EXERCISE PROMPT
Return the number of lines in which the word "Radny" appears; add nothing else.
START RECORDS FOR THIS TASK
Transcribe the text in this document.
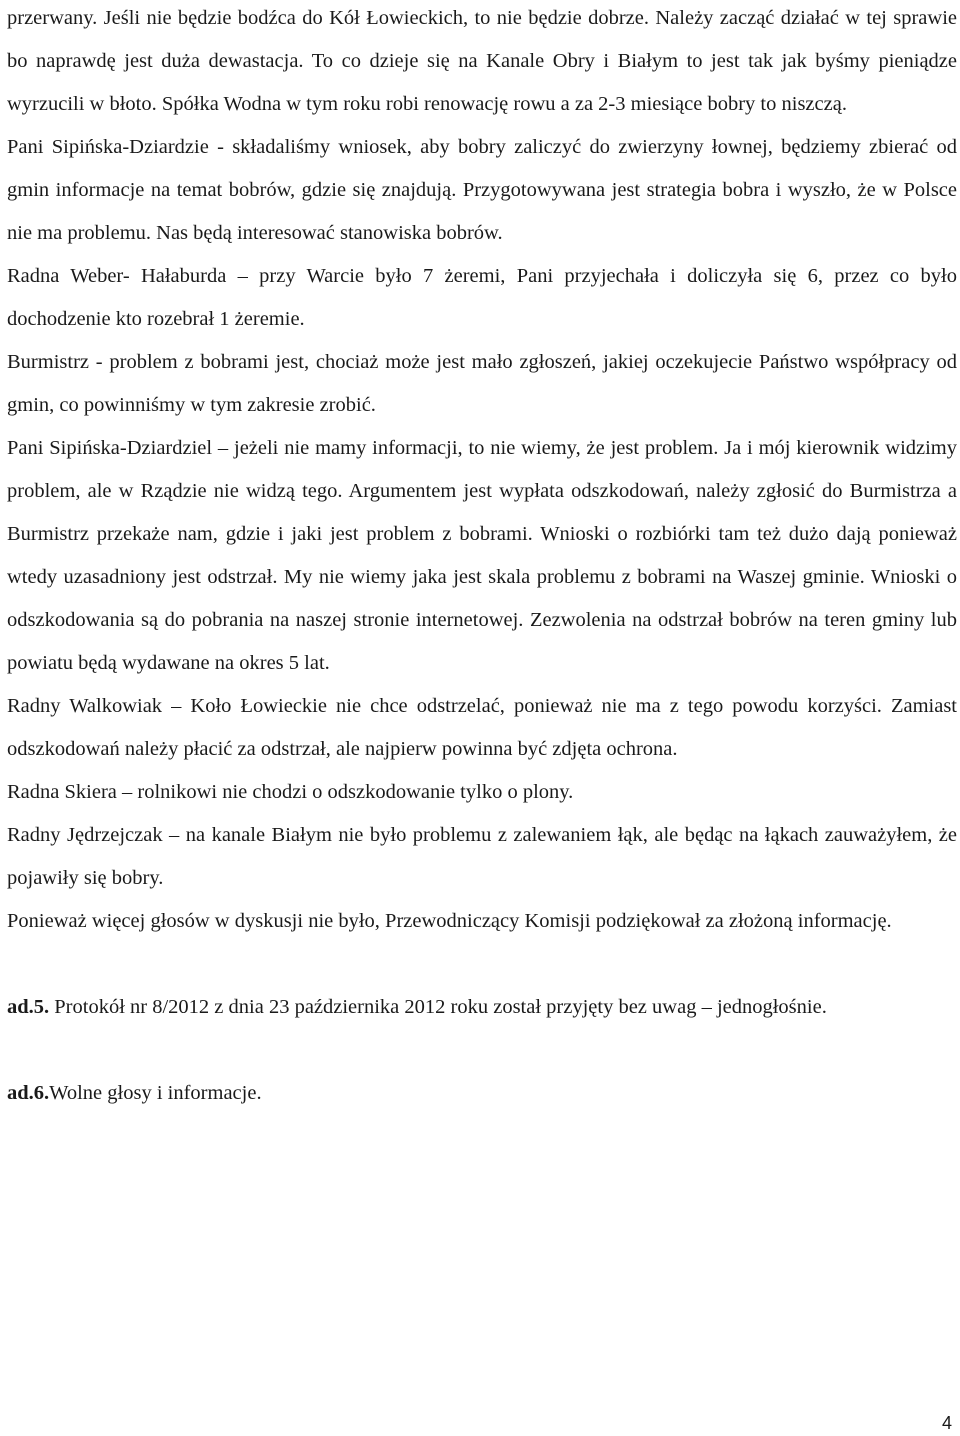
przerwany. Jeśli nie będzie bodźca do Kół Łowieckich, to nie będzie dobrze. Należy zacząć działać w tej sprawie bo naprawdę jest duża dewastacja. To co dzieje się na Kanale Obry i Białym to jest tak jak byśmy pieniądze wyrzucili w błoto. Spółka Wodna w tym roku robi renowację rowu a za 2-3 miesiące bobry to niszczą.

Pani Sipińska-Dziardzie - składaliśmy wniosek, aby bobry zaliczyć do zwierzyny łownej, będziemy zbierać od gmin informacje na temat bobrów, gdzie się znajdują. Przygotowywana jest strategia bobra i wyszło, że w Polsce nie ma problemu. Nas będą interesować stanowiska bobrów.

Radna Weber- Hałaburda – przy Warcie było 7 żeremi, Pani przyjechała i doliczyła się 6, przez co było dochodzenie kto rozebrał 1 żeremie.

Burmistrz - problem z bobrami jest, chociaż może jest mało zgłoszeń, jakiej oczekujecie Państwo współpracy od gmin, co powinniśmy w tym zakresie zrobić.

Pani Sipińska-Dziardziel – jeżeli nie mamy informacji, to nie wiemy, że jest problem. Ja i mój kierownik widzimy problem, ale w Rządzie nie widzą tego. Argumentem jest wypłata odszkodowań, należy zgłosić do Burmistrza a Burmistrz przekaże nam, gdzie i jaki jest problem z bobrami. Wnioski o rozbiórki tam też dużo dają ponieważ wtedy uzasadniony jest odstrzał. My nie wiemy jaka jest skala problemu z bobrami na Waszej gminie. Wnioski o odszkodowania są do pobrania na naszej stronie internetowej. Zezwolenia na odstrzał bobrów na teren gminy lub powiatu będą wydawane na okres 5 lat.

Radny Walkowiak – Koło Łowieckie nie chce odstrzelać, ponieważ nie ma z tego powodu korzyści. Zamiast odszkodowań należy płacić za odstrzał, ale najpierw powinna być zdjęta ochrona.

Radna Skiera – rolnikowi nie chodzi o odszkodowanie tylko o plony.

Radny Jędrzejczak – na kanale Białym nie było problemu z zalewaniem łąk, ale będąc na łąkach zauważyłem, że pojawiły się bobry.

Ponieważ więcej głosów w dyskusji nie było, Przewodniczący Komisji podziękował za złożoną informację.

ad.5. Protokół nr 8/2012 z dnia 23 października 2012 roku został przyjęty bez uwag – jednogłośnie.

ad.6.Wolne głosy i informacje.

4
END RECORDS FOR THIS TASK
START RECORDS FOR THIS TASK
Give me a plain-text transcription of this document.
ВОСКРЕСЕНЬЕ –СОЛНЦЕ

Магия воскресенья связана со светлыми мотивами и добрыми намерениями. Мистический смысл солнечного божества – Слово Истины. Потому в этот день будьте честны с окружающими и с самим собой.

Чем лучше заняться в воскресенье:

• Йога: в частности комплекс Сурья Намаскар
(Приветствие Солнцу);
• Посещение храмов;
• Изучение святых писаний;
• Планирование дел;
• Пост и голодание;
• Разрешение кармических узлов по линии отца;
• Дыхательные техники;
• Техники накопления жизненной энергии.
END RECORDS FOR THIS TASK
ANSWER BELOW
2